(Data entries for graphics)

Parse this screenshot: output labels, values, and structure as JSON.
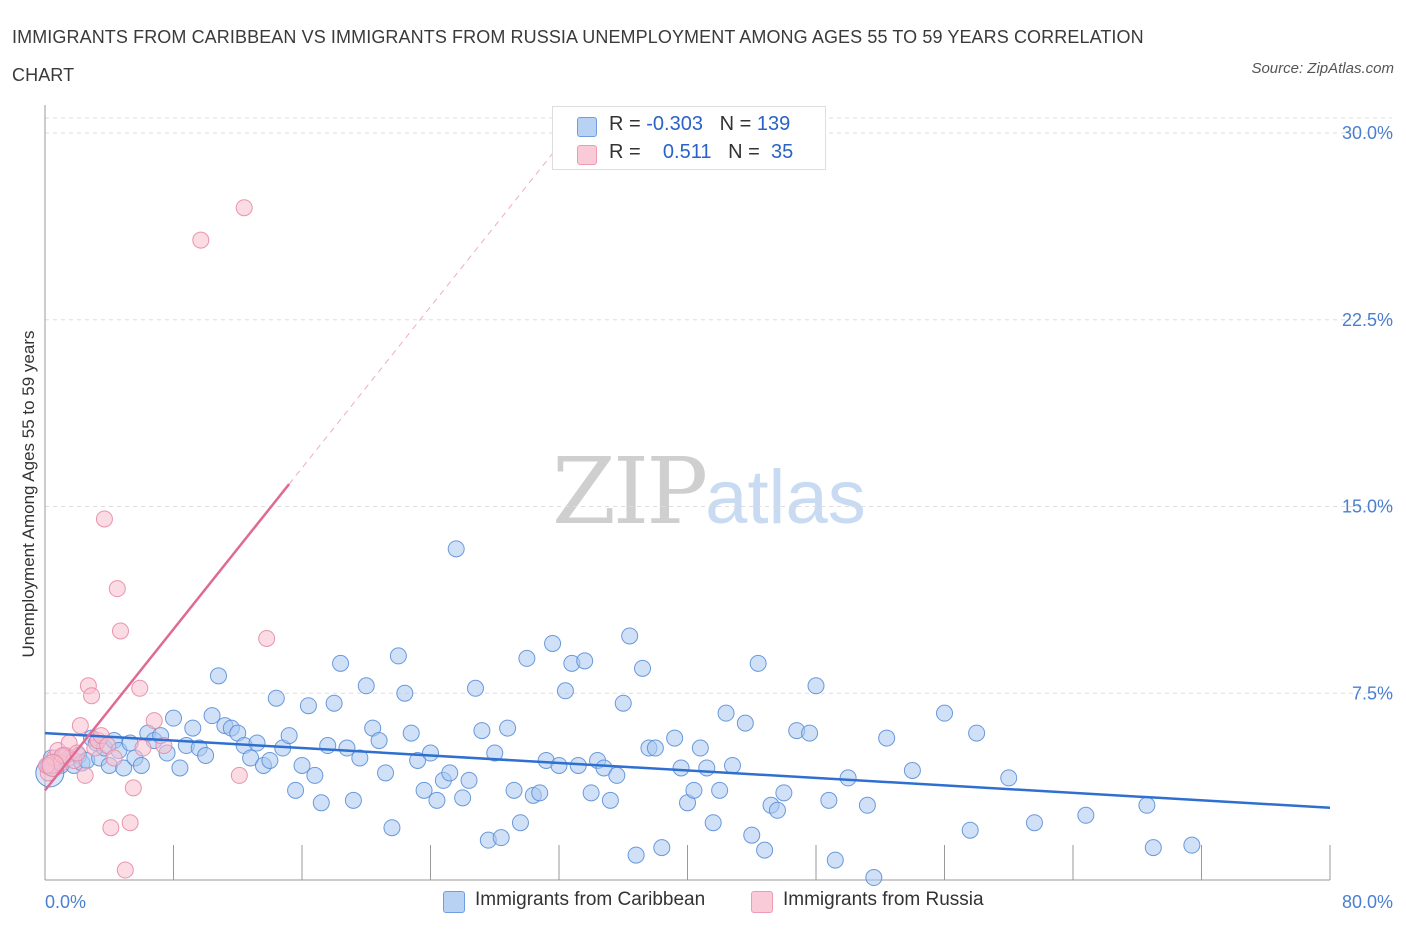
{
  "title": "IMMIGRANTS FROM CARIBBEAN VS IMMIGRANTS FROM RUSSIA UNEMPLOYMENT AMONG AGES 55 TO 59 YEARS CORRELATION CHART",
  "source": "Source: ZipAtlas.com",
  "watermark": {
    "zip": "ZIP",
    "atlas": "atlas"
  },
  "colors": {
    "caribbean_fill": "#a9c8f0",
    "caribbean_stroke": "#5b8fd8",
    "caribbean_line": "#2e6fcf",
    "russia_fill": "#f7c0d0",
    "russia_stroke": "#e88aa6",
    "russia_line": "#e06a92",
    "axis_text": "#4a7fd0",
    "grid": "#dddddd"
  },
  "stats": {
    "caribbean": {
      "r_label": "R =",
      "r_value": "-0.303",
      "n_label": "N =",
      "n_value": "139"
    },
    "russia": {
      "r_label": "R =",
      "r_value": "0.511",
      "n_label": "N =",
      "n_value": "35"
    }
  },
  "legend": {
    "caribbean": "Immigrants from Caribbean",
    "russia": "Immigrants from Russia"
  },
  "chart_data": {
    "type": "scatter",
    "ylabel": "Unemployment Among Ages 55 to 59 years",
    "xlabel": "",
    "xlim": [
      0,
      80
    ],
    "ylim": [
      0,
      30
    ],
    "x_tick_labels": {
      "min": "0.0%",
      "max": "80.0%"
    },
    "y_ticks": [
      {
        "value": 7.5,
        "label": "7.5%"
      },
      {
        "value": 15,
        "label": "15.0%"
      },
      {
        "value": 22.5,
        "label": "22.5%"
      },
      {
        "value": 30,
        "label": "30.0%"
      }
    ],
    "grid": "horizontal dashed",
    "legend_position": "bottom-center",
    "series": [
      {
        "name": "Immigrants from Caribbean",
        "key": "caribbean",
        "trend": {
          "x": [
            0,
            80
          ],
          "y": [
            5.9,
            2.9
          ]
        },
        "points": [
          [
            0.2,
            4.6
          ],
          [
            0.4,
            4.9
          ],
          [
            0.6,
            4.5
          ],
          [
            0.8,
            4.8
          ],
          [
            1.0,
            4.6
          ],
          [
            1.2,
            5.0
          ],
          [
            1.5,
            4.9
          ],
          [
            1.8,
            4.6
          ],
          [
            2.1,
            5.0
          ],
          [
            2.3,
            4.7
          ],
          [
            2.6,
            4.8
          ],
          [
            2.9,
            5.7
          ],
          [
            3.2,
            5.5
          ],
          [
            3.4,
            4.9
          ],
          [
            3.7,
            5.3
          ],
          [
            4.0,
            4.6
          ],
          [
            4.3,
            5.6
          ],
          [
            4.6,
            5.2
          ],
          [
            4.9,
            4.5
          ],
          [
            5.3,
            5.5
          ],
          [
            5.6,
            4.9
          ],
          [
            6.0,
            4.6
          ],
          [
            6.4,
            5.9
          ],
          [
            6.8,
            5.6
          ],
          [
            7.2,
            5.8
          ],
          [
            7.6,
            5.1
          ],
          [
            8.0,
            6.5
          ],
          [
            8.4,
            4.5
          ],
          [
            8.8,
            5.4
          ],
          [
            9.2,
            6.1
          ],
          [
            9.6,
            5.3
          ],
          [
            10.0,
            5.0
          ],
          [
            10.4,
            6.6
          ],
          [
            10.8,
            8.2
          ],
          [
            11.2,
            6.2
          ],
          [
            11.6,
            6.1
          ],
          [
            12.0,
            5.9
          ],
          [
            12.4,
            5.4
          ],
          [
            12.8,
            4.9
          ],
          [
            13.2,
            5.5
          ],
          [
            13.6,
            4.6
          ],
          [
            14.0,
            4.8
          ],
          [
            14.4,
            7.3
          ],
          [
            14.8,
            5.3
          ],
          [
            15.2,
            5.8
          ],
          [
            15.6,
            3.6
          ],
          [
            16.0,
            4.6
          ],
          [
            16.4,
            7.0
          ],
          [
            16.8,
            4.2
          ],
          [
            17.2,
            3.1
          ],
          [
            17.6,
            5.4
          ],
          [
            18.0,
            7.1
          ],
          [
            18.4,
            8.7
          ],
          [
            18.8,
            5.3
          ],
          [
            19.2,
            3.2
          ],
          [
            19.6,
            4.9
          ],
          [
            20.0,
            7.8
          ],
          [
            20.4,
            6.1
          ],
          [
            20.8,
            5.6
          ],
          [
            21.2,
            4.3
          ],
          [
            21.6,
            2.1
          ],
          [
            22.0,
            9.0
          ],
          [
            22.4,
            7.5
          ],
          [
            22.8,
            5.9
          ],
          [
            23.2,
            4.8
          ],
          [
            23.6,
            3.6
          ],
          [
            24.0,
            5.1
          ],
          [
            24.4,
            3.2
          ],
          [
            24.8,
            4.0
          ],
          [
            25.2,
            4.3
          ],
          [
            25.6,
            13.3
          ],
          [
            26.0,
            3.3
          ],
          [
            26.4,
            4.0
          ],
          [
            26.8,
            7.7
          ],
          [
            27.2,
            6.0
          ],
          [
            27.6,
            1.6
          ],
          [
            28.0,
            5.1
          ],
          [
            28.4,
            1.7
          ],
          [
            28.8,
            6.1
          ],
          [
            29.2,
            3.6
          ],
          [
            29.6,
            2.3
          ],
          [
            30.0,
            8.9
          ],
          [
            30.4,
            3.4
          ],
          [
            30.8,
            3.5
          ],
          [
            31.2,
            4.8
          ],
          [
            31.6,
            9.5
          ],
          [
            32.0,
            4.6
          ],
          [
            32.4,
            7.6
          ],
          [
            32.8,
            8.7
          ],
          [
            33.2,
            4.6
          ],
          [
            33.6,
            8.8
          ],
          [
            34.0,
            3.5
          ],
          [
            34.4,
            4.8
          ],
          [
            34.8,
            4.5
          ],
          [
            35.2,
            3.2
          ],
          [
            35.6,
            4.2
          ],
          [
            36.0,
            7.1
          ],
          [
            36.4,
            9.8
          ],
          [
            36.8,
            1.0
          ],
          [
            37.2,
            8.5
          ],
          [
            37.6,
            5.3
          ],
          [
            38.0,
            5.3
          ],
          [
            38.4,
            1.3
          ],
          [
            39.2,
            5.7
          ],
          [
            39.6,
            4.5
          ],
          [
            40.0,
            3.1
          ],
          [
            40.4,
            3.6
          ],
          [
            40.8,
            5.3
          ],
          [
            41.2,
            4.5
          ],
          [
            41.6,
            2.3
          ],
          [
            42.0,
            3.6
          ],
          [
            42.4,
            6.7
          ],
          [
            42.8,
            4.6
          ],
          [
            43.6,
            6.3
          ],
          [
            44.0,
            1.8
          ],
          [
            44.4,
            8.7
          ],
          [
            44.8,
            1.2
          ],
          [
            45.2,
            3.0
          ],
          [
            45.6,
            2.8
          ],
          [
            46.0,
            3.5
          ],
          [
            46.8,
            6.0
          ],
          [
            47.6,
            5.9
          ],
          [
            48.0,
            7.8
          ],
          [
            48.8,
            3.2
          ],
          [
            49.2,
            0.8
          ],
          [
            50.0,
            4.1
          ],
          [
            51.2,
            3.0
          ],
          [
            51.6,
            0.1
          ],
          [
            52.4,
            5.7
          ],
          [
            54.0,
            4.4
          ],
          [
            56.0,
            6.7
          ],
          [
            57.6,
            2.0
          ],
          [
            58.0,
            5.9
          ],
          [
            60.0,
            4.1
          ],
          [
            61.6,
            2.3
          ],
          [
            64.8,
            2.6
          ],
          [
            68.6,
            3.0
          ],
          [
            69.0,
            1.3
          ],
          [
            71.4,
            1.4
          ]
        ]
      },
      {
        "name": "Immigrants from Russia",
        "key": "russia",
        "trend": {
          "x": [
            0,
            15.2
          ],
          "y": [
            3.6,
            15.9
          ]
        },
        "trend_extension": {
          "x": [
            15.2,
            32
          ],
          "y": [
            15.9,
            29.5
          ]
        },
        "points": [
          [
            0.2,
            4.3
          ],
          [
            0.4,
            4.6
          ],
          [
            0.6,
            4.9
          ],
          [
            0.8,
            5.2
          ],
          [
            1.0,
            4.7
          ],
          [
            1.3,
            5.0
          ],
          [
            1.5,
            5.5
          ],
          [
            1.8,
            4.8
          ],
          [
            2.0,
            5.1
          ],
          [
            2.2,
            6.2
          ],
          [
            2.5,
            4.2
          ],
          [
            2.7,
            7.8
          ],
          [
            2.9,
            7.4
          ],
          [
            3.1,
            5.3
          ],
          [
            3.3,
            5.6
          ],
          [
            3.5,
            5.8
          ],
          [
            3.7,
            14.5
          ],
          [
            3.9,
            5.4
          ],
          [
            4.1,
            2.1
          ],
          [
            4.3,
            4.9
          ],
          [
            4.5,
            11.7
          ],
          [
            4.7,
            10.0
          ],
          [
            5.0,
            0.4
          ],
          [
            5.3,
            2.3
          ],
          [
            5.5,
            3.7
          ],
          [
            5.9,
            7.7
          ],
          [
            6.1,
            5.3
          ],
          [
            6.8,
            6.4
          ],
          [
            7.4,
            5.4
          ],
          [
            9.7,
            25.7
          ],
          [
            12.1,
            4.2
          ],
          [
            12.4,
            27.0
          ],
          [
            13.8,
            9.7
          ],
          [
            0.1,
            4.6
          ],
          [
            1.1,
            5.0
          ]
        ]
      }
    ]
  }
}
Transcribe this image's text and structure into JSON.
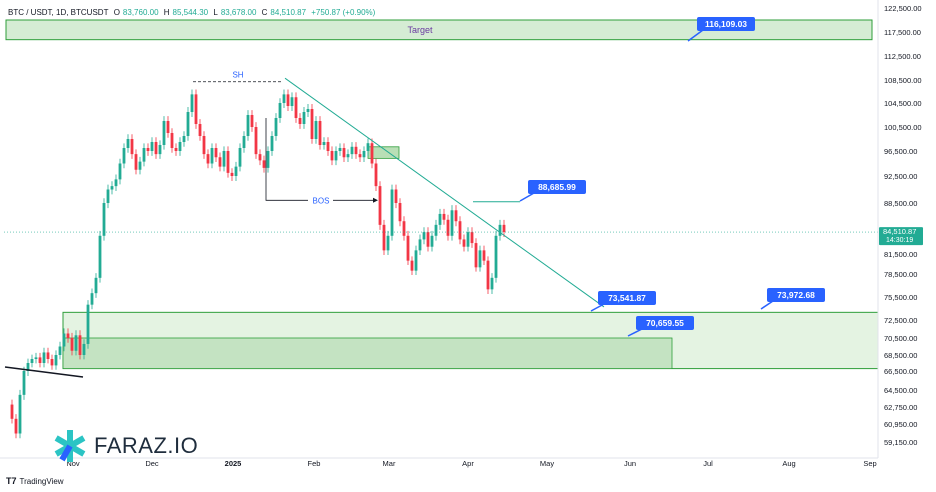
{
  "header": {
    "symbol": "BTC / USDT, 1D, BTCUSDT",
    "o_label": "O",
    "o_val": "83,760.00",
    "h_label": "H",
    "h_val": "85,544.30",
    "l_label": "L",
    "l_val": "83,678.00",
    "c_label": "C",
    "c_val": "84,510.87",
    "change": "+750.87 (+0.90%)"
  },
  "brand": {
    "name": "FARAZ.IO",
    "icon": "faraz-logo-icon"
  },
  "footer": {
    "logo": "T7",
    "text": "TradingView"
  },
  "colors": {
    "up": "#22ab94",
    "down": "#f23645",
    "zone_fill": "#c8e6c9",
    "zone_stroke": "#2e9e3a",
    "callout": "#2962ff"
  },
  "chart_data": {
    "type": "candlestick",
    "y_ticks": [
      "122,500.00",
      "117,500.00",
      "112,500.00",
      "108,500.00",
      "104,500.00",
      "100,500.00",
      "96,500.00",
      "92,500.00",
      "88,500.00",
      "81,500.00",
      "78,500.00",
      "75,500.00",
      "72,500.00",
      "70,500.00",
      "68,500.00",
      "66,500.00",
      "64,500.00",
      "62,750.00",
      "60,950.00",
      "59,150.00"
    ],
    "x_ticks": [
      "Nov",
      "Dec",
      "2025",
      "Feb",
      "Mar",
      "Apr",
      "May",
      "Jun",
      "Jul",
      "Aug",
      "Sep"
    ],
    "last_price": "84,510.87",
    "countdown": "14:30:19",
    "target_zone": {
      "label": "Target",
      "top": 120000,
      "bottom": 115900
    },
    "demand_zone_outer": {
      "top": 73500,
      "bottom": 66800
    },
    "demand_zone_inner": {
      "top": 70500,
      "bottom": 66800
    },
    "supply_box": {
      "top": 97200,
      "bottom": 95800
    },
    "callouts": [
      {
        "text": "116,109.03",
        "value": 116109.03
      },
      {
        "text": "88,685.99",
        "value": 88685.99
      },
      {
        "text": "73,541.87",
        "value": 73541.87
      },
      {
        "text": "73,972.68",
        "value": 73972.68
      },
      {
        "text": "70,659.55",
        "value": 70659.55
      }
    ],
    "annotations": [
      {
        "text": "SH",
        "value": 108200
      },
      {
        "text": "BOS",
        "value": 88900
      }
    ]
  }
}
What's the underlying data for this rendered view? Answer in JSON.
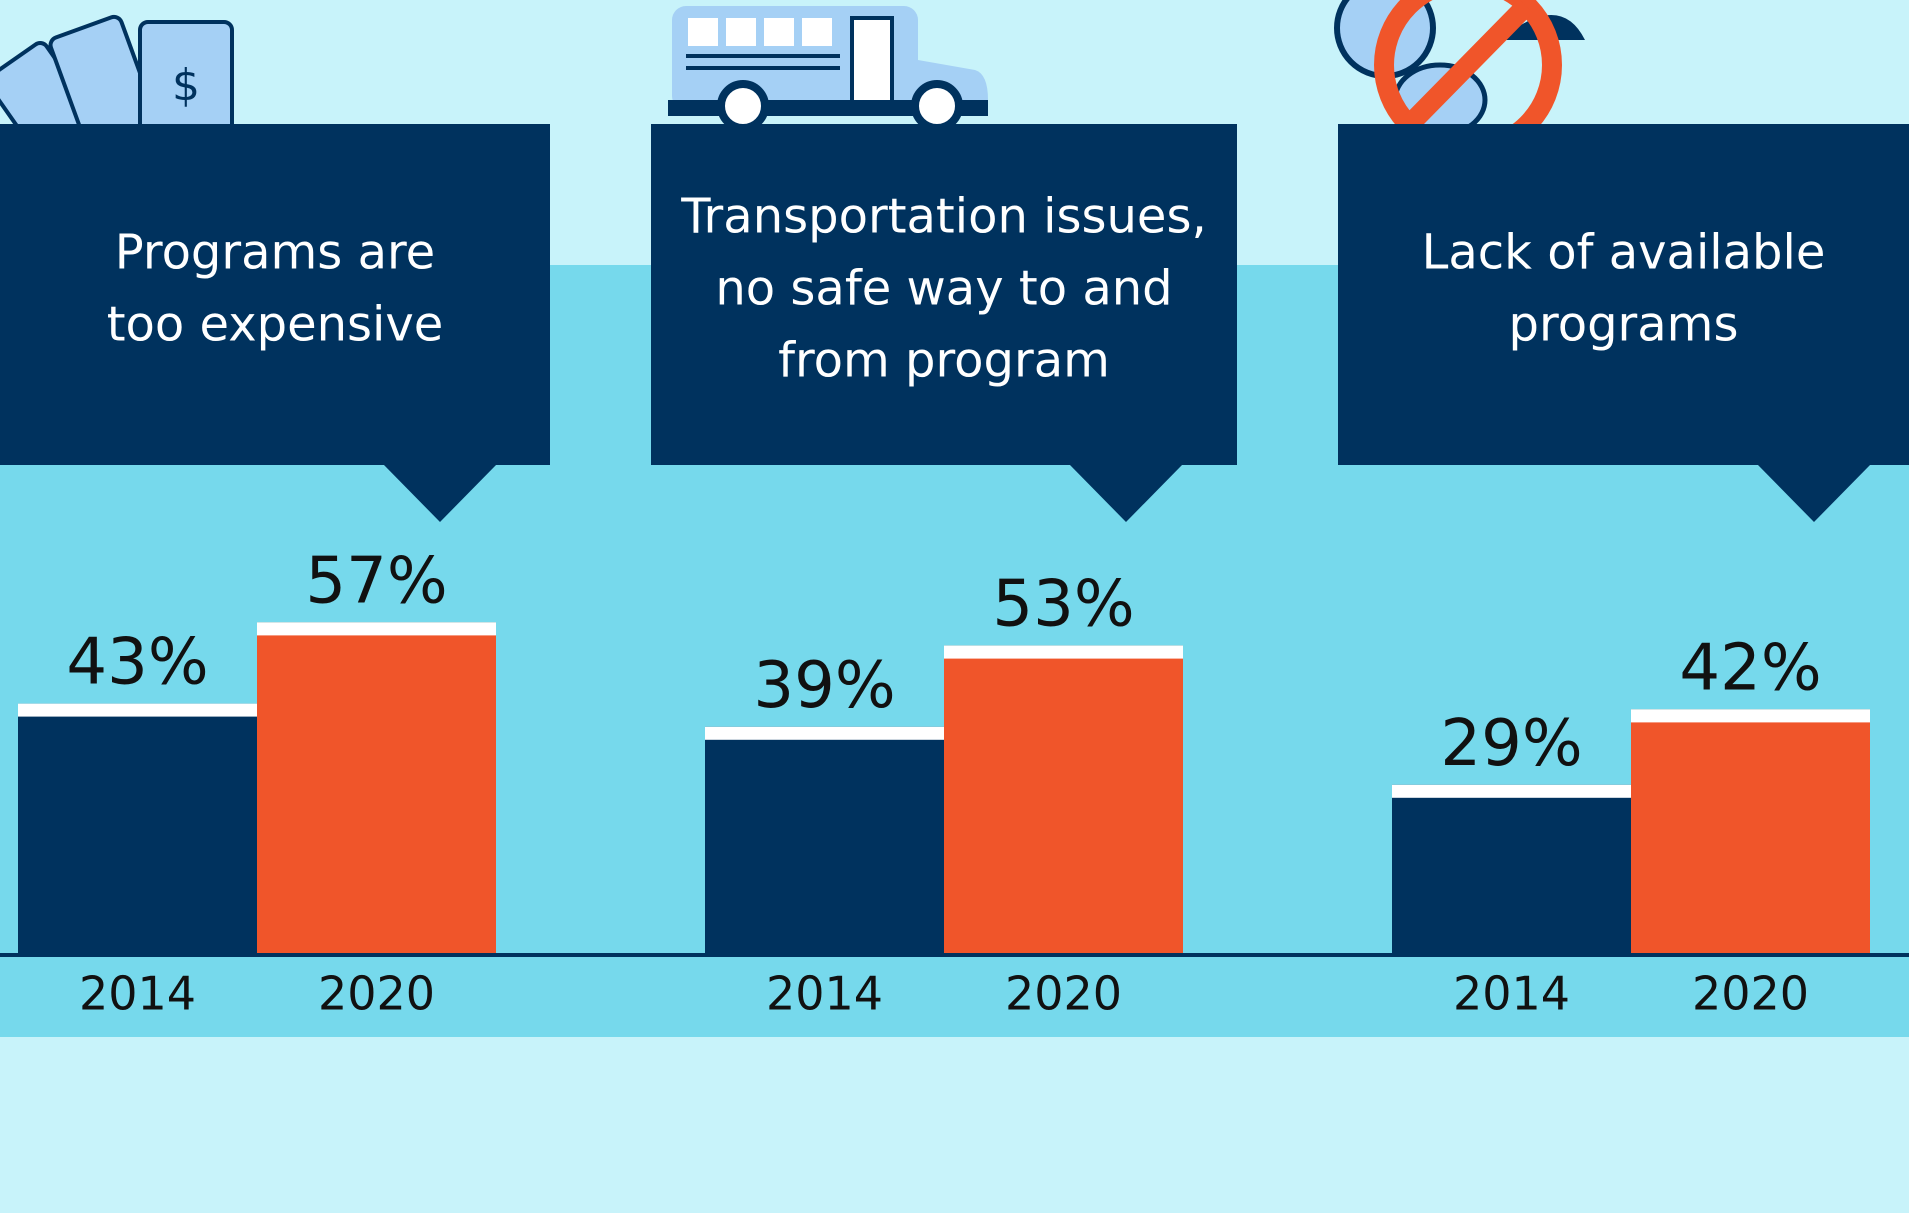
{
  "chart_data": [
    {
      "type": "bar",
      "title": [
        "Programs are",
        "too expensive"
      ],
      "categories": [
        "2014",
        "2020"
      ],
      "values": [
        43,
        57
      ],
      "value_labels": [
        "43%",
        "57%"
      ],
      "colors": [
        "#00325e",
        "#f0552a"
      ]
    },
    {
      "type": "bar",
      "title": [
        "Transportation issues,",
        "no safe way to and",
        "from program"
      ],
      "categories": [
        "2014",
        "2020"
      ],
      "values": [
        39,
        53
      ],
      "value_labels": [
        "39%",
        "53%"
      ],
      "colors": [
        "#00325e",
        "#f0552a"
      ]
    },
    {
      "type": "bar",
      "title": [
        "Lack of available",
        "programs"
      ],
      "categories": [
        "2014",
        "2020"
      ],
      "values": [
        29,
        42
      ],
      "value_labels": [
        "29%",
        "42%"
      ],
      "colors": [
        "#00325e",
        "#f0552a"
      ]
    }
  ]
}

__To be done__:
Your task is to gather all lines from the entries above that hold the word "this".

__Exercise response__:
Parse this screenshot: output labels, values, and structure as JSON.
Transcribe this image's text and structure into JSON.
What's the underlying data for this rendered view? Answer in JSON.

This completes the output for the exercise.